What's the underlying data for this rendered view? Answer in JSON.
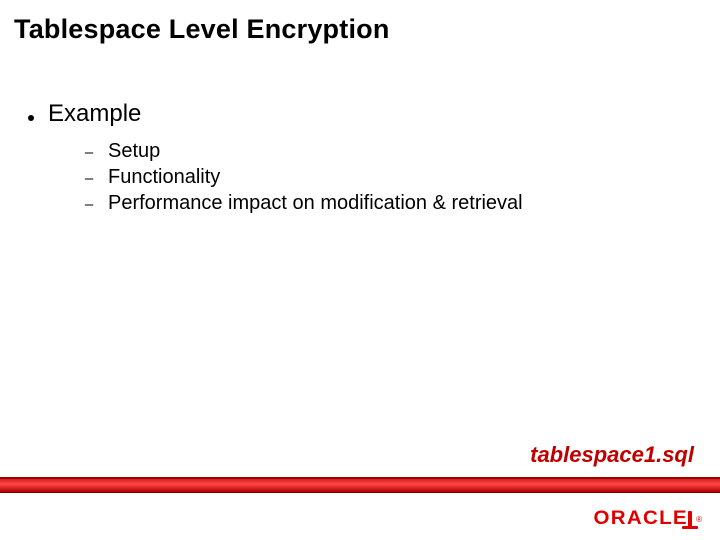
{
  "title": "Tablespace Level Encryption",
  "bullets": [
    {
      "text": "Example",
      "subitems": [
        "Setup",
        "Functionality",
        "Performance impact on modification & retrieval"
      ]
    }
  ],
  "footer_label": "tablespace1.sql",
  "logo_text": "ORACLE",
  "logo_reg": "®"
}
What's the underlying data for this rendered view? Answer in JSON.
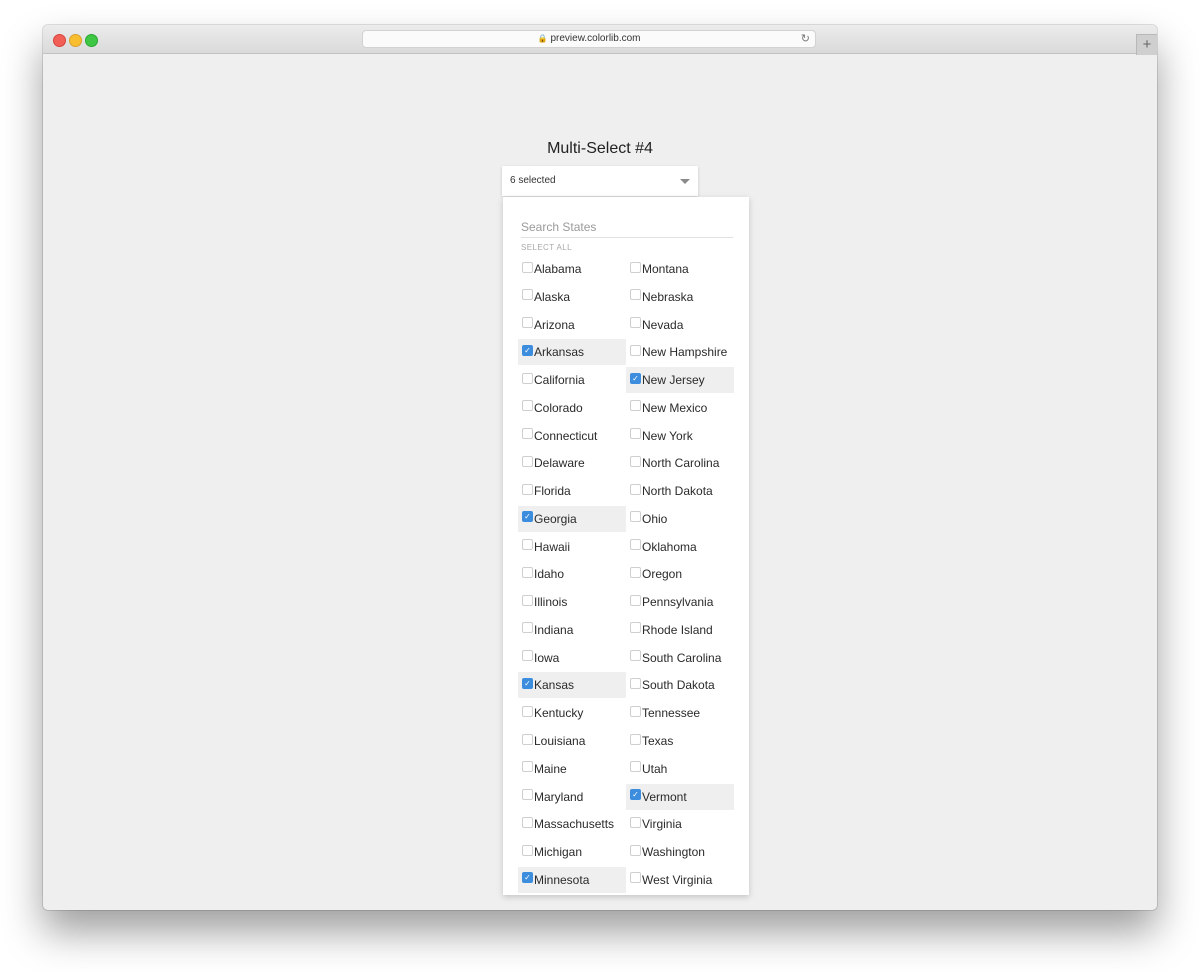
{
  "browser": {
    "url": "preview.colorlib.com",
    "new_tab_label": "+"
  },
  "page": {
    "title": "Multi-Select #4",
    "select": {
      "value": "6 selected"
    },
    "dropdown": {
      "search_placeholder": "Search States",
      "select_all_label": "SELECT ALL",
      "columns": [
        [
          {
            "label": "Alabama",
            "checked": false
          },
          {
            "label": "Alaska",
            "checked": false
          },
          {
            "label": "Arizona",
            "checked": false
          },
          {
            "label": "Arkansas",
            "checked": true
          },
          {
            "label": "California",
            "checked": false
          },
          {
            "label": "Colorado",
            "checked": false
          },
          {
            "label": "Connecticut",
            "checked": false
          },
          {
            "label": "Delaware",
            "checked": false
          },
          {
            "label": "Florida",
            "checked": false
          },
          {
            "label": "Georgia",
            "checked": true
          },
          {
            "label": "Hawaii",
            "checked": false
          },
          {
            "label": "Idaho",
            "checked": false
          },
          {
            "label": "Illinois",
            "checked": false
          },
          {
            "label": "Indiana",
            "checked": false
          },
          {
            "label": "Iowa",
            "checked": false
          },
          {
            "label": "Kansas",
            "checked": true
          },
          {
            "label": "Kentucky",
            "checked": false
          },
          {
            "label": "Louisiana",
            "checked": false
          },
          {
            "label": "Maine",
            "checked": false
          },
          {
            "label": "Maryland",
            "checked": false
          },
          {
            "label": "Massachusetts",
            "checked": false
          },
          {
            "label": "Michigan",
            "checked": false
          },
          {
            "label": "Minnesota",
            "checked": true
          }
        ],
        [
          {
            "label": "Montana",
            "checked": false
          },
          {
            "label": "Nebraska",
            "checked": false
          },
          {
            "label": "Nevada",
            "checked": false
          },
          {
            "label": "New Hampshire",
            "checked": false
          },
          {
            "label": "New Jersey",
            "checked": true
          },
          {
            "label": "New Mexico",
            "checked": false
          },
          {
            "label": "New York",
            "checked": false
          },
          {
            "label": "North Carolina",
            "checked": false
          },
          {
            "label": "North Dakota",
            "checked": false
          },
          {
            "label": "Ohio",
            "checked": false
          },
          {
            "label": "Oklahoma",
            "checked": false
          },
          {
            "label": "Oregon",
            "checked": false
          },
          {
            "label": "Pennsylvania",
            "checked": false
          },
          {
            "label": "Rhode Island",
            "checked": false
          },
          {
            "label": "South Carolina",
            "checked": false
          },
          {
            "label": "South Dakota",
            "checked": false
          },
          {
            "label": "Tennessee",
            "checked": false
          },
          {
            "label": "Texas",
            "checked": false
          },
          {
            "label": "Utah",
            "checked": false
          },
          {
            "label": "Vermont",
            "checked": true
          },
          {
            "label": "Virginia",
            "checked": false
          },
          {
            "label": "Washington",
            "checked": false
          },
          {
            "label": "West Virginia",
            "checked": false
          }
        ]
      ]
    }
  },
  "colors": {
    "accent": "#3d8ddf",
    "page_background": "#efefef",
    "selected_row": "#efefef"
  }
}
____
» Instruction: Copy every line of the entries above in which "efefef" occurs.

» Answer to the exercise:
    "page_background": "#efefef",
    "selected_row": "#efefef"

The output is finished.